Reproduce every line of the records below verbatim, leaving out the pictures.

## Given records
________

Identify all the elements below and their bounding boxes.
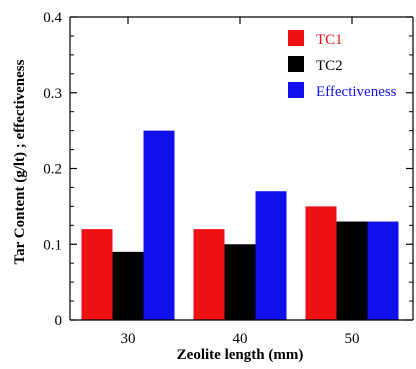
x-tick-label-40: 40 — [233, 331, 248, 347]
legend-label-effectiveness: Effectiveness — [316, 84, 397, 100]
legend-label-tc2: TC2 — [316, 58, 343, 74]
bar-tc2-50 — [336, 221, 368, 320]
bar-tc2-30 — [112, 251, 144, 320]
bar-tc1-40 — [193, 229, 225, 320]
y-tick-label-0.1: 0.1 — [43, 237, 62, 253]
bar-tc1-50 — [305, 206, 337, 320]
legend-swatch-tc1 — [288, 30, 304, 46]
legend-swatch-effectiveness — [288, 82, 304, 98]
x-tick-label-50: 50 — [345, 331, 360, 347]
bar-effectiveness-40 — [255, 191, 287, 320]
y-tick-label-0: 0 — [55, 313, 63, 329]
y-tick-label-0.2: 0.2 — [43, 162, 62, 178]
x-axis-title: Zeolite length (mm) — [177, 347, 304, 363]
y-axis-title: Tar Content (g/lt) ; effectiveness — [12, 59, 28, 264]
bar-effectiveness-30 — [143, 130, 175, 320]
y-tick-label-0.4: 0.4 — [43, 10, 62, 26]
bars-layer — [81, 130, 399, 320]
bar-tc2-40 — [224, 244, 256, 320]
x-tick-label-30: 30 — [121, 331, 136, 347]
legend: TC1 TC2 Effectiveness — [288, 30, 397, 100]
legend-swatch-tc2 — [288, 56, 304, 72]
legend-label-tc1: TC1 — [316, 32, 343, 48]
bar-effectiveness-50 — [367, 221, 399, 320]
y-tick-label-0.3: 0.3 — [43, 86, 62, 102]
axes-layer: 0 0.1 0.2 0.3 0.4 30 40 50 — [43, 10, 414, 347]
bar-tc1-30 — [81, 229, 113, 320]
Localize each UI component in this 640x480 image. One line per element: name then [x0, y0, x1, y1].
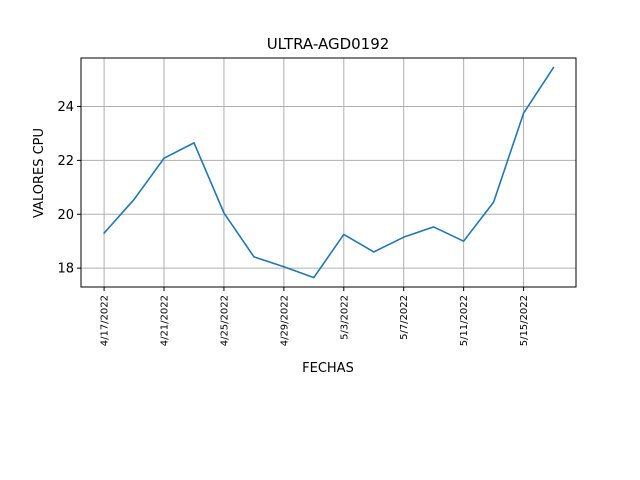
series-layer [103, 66, 555, 279]
y-tick-label: 22 [57, 154, 74, 169]
x-axis-label: FECHAS [302, 361, 354, 376]
x-tick-label: 4/29/2022 [279, 295, 290, 346]
y-tick-label: 20 [57, 208, 74, 223]
x-tick-label: 4/17/2022 [100, 295, 111, 346]
x-axis-ticks: 4/17/2022 4/21/2022 4/25/2022 4/29/2022 5/3/… [100, 287, 530, 346]
grid-lines [81, 58, 576, 287]
x-tick-label: 5/3/2022 [339, 295, 350, 340]
y-axis-label: VALORES CPU [32, 128, 47, 218]
series-line [103, 66, 555, 279]
y-tick-label: 18 [57, 262, 74, 277]
x-tick-label: 5/11/2022 [459, 295, 470, 346]
x-tick-label: 4/25/2022 [219, 295, 230, 346]
y-tick-label: 24 [57, 100, 74, 115]
x-tick-label: 5/7/2022 [399, 295, 410, 340]
y-axis-ticks: 18 20 22 24 [57, 100, 81, 277]
x-tick-label: 5/15/2022 [519, 295, 530, 346]
chart-title: ULTRA-AGD0192 [267, 35, 390, 53]
x-tick-label: 4/21/2022 [160, 295, 171, 346]
plot-frame [80, 57, 577, 288]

________

## Complete answer
Identify all the elements below and their bounding boxes.
x-tick-label-40: 40 — [233, 331, 248, 347]
legend-label-effectiveness: Effectiveness — [316, 84, 397, 100]
legend-label-tc2: TC2 — [316, 58, 343, 74]
bar-tc2-50 — [336, 221, 368, 320]
bar-tc2-30 — [112, 251, 144, 320]
bar-tc1-40 — [193, 229, 225, 320]
y-tick-label-0.1: 0.1 — [43, 237, 62, 253]
bar-tc1-50 — [305, 206, 337, 320]
legend-swatch-tc1 — [288, 30, 304, 46]
legend-swatch-effectiveness — [288, 82, 304, 98]
x-tick-label-50: 50 — [345, 331, 360, 347]
bar-effectiveness-40 — [255, 191, 287, 320]
y-tick-label-0: 0 — [55, 313, 63, 329]
y-tick-label-0.2: 0.2 — [43, 162, 62, 178]
x-axis-title: Zeolite length (mm) — [177, 347, 304, 363]
y-axis-title: Tar Content (g/lt) ; effectiveness — [12, 59, 28, 264]
bar-effectiveness-30 — [143, 130, 175, 320]
y-tick-label-0.4: 0.4 — [43, 10, 62, 26]
bars-layer — [81, 130, 399, 320]
bar-tc2-40 — [224, 244, 256, 320]
x-tick-label-30: 30 — [121, 331, 136, 347]
legend: TC1 TC2 Effectiveness — [288, 30, 397, 100]
legend-swatch-tc2 — [288, 56, 304, 72]
legend-label-tc1: TC1 — [316, 32, 343, 48]
bar-effectiveness-50 — [367, 221, 399, 320]
y-tick-label-0.3: 0.3 — [43, 86, 62, 102]
axes-layer: 0 0.1 0.2 0.3 0.4 30 40 50 — [43, 10, 414, 347]
bar-tc1-30 — [81, 229, 113, 320]
Localize each UI component in this 640x480 image. One line per element: name then [x0, y0, x1, y1].
series-layer [103, 66, 555, 279]
y-tick-label: 22 [57, 154, 74, 169]
x-axis-label: FECHAS [302, 361, 354, 376]
x-tick-label: 4/29/2022 [279, 295, 290, 346]
y-tick-label: 20 [57, 208, 74, 223]
x-tick-label: 4/17/2022 [100, 295, 111, 346]
x-axis-ticks: 4/17/2022 4/21/2022 4/25/2022 4/29/2022 5/3/… [100, 287, 530, 346]
grid-lines [81, 58, 576, 287]
x-tick-label: 5/3/2022 [339, 295, 350, 340]
y-axis-label: VALORES CPU [32, 128, 47, 218]
series-line [103, 66, 555, 279]
y-tick-label: 18 [57, 262, 74, 277]
x-tick-label: 5/11/2022 [459, 295, 470, 346]
x-tick-label: 4/25/2022 [219, 295, 230, 346]
y-tick-label: 24 [57, 100, 74, 115]
x-tick-label: 5/7/2022 [399, 295, 410, 340]
y-axis-ticks: 18 20 22 24 [57, 100, 81, 277]
x-tick-label: 5/15/2022 [519, 295, 530, 346]
chart-title: ULTRA-AGD0192 [267, 35, 390, 53]
x-tick-label: 4/21/2022 [160, 295, 171, 346]
plot-frame [80, 57, 577, 288]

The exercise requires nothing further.